From the entries that follow, gather each line holding the word "effect".

:: TASK MATERIAL ::

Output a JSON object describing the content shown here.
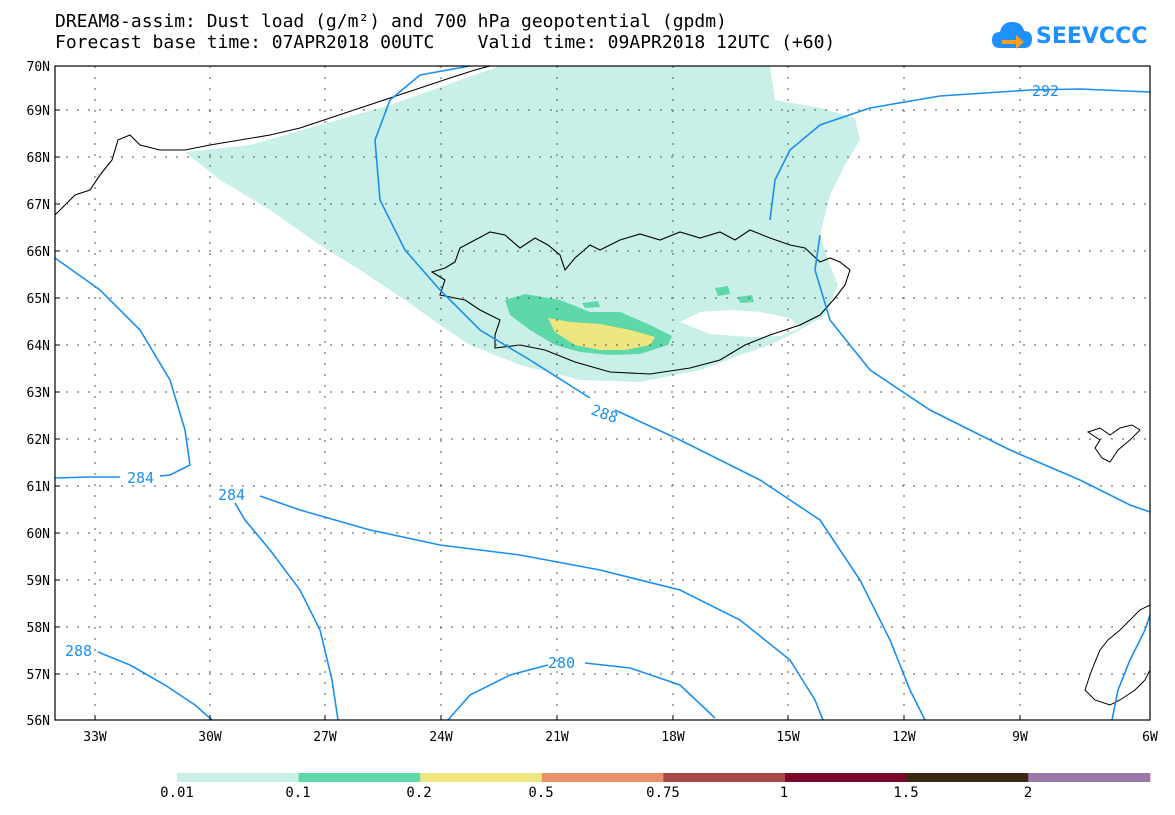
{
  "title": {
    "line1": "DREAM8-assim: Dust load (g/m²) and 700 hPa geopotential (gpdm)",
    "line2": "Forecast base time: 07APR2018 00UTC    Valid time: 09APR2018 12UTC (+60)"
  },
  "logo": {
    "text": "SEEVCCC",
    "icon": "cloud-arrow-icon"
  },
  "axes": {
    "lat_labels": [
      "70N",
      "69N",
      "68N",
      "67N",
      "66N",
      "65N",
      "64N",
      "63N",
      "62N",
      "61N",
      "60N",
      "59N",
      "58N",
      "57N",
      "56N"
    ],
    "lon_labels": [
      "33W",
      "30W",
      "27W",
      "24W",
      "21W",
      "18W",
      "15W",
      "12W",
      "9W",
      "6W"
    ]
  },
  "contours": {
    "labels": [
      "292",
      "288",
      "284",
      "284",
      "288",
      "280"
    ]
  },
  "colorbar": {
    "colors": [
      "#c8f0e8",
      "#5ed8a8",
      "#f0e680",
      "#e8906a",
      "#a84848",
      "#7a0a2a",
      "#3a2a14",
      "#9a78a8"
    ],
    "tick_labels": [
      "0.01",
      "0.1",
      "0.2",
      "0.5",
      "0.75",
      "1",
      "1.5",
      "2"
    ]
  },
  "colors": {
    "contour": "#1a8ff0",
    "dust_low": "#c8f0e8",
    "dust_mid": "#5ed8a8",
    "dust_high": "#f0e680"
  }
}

:::
:: TASK MATERIAL ::

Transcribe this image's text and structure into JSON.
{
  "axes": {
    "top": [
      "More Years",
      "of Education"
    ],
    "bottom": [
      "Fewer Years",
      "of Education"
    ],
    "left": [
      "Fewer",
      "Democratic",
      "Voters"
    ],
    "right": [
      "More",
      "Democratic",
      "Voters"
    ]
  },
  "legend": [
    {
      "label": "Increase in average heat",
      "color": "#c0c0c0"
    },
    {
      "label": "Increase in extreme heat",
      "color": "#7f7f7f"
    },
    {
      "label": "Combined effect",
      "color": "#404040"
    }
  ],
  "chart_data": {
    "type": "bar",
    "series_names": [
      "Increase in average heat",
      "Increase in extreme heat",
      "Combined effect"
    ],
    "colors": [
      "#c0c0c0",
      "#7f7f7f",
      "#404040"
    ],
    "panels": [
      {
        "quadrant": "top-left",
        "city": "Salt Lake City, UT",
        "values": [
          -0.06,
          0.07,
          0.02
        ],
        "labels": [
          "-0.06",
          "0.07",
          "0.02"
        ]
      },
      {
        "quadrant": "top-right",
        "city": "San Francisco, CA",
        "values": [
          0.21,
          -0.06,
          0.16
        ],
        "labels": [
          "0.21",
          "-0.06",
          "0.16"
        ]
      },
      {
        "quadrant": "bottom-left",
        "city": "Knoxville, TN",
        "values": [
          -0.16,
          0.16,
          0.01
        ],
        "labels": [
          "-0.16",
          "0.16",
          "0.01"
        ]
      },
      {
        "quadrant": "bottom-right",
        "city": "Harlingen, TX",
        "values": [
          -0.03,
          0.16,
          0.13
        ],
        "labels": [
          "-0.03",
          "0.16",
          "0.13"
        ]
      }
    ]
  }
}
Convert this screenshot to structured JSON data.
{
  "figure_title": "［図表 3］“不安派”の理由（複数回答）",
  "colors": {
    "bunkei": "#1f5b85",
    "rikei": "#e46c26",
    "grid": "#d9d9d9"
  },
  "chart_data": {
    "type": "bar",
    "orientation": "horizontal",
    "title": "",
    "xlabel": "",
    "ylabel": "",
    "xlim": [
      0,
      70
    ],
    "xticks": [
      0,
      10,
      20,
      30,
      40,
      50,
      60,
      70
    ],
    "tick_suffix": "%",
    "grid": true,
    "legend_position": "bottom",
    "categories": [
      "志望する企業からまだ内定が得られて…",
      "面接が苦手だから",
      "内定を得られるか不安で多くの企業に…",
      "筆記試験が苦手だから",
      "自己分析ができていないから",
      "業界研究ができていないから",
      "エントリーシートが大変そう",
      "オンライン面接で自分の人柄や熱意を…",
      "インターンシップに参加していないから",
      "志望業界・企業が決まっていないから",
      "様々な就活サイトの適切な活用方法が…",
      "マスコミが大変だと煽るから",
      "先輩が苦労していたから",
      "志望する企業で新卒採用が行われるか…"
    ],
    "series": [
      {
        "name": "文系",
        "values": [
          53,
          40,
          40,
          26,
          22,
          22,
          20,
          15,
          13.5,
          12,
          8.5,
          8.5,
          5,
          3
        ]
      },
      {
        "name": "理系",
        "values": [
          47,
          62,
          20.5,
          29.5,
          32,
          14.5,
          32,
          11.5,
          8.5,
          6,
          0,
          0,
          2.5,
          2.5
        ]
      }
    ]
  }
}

:::
:: TASK MATERIAL ::

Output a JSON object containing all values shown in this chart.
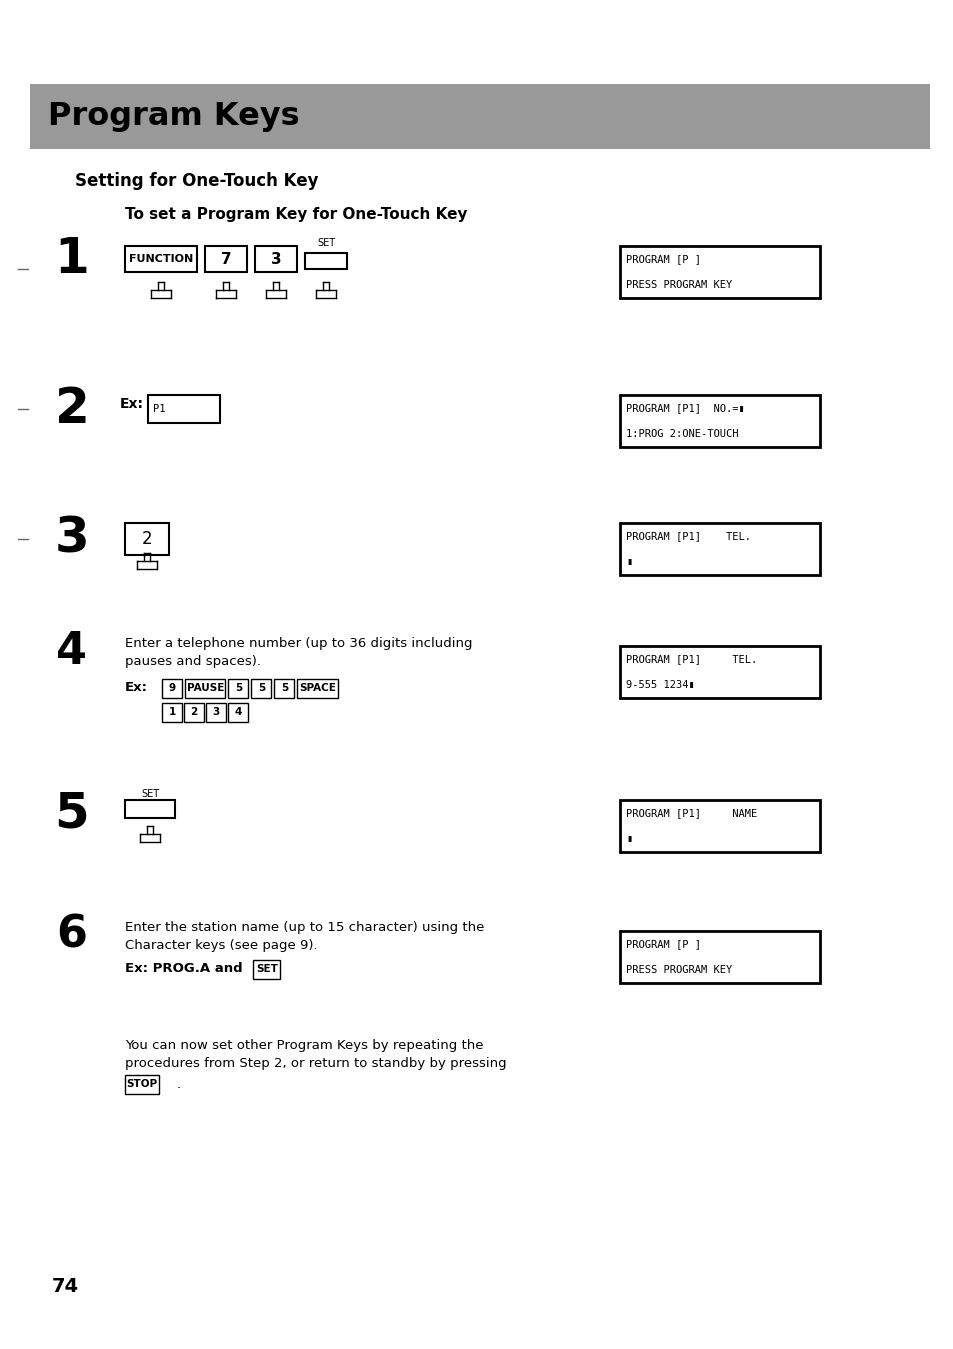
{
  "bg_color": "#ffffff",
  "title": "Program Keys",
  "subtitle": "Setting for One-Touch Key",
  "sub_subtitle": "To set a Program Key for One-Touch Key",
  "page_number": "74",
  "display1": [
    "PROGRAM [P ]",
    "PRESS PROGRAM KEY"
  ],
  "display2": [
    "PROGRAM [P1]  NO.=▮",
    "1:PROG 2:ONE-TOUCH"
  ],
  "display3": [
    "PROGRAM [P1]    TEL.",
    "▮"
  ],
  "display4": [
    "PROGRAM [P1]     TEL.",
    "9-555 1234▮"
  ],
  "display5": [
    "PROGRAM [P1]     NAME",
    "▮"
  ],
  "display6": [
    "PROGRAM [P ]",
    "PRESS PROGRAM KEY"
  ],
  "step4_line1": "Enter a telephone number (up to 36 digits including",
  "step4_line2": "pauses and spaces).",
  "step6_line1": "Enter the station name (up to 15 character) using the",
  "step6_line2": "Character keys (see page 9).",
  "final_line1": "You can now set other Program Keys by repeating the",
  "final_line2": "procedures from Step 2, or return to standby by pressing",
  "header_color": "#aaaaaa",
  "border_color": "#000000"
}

:::

→ **THE RESULT**:
      "label": "Combined effect",
      "Combined effect"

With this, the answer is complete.